**TASK DATA**
-------

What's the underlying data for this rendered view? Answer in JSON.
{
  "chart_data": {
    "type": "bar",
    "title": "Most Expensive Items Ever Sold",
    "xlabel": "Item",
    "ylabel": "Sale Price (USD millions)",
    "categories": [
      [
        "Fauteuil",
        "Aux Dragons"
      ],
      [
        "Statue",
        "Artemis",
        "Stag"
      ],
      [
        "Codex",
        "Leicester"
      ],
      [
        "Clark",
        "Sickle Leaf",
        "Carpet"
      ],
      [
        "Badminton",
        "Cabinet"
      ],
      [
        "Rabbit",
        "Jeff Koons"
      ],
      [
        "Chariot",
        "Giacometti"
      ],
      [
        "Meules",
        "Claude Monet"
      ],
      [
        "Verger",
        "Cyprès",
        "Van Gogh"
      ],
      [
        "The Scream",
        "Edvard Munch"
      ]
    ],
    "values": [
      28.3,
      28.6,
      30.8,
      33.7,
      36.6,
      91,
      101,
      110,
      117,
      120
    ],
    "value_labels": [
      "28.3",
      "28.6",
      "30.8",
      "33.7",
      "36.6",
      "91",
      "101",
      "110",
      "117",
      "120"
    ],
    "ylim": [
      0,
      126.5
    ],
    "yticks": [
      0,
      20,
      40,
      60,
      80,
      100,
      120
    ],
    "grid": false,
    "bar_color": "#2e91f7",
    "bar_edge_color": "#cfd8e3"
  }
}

-------

Write out the whole listing again. Match it word for word.

**THE COMPLETED TASK**
What's the underlying data for this rendered view? Answer in JSON.
{
  "chart_data": {
    "type": "bar",
    "title": "Most Expensive Items Ever Sold",
    "xlabel": "Item",
    "ylabel": "Sale Price (USD millions)",
    "categories": [
      [
        "Fauteuil",
        "Aux Dragons"
      ],
      [
        "Statue",
        "Artemis",
        "Stag"
      ],
      [
        "Codex",
        "Leicester"
      ],
      [
        "Clark",
        "Sickle Leaf",
        "Carpet"
      ],
      [
        "Badminton",
        "Cabinet"
      ],
      [
        "Rabbit",
        "Jeff Koons"
      ],
      [
        "Chariot",
        "Giacometti"
      ],
      [
        "Meules",
        "Claude Monet"
      ],
      [
        "Verger",
        "Cyprès",
        "Van Gogh"
      ],
      [
        "The Scream",
        "Edvard Munch"
      ]
    ],
    "values": [
      28.3,
      28.6,
      30.8,
      33.7,
      36.6,
      91,
      101,
      110,
      117,
      120
    ],
    "value_labels": [
      "28.3",
      "28.6",
      "30.8",
      "33.7",
      "36.6",
      "91",
      "101",
      "110",
      "117",
      "120"
    ],
    "ylim": [
      0,
      126.5
    ],
    "yticks": [
      0,
      20,
      40,
      60,
      80,
      100,
      120
    ],
    "grid": false,
    "bar_color": "#2e91f7",
    "bar_edge_color": "#cfd8e3"
  }
}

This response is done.